EXERCISE AIM.
Below are the records; locate each line with the word "경포벚꽃잔치" and copy it.

STORED ROWS.
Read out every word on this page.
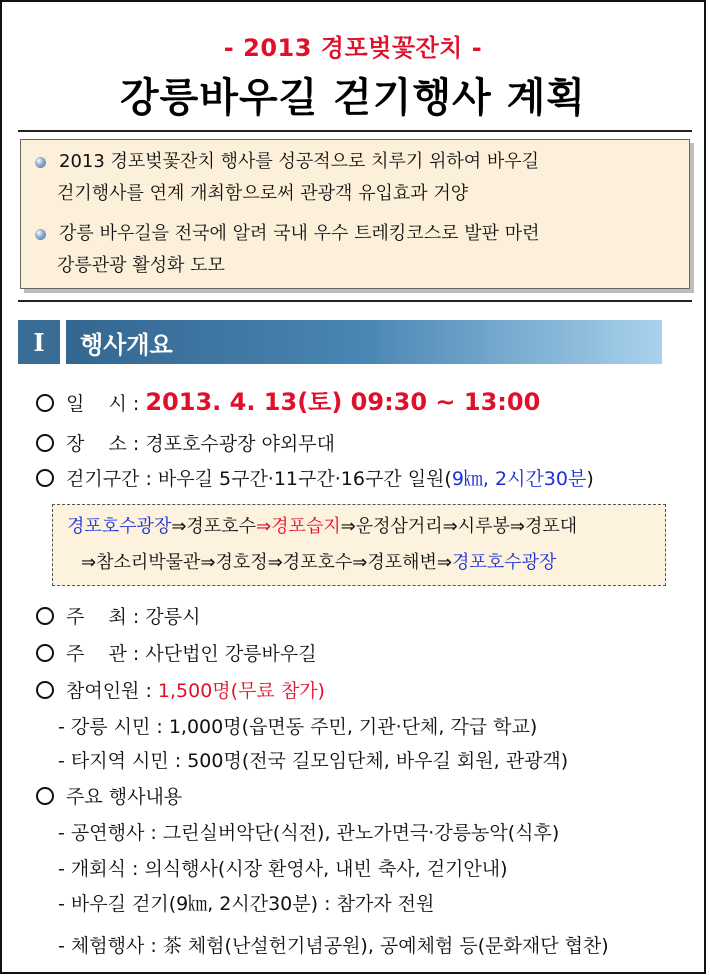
- 2013 경포벚꽃잔치 -
강릉바우길 걷기행사 계획
2013 경포벚꽃잔치 행사를 성공적으로 치루기 위하여 바우길
걷기행사를 연계 개최함으로써 관광객 유입효과 거양
강릉 바우길을 전국에 알려 국내 우수 트레킹코스로 발판 마련
강릉관광 활성화 도모
Ⅰ	행사개요
일    시 : 2013. 4. 13(토) 09:30 ~ 13:00
장    소 : 경포호수광장 야외무대
걷기구간 : 바우길 5구간·11구간·16구간 일원(9㎞, 2시간30분)
경포호수광장⇒경포호수⇒경포습지⇒운정삼거리⇒시루봉⇒경포대
⇒참소리박물관⇒경호정⇒경포호수⇒경포해변⇒경포호수광장
주    최 : 강릉시
주    관 : 사단법인 강릉바우길
참여인원 : 1,500명(무료 참가)
- 강릉 시민 : 1,000명(읍면동 주민, 기관·단체, 각급 학교)
- 타지역 시민 : 500명(전국 길모임단체, 바우길 회원, 관광객)
주요 행사내용
- 공연행사 : 그린실버악단(식전), 관노가면극·강릉농악(식후)
- 개회식 : 의식행사(시장 환영사, 내빈 축사, 걷기안내)
- 바우길 걷기(9㎞, 2시간30분) : 참가자 전원
- 체험행사 : 茶 체험(난설헌기념공원), 공예체험 등(문화재단 협찬)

EXPECTED ANSWER.
- 2013 경포벚꽃잔치 -
2013 경포벚꽃잔치 행사를 성공적으로 치루기 위하여 바우길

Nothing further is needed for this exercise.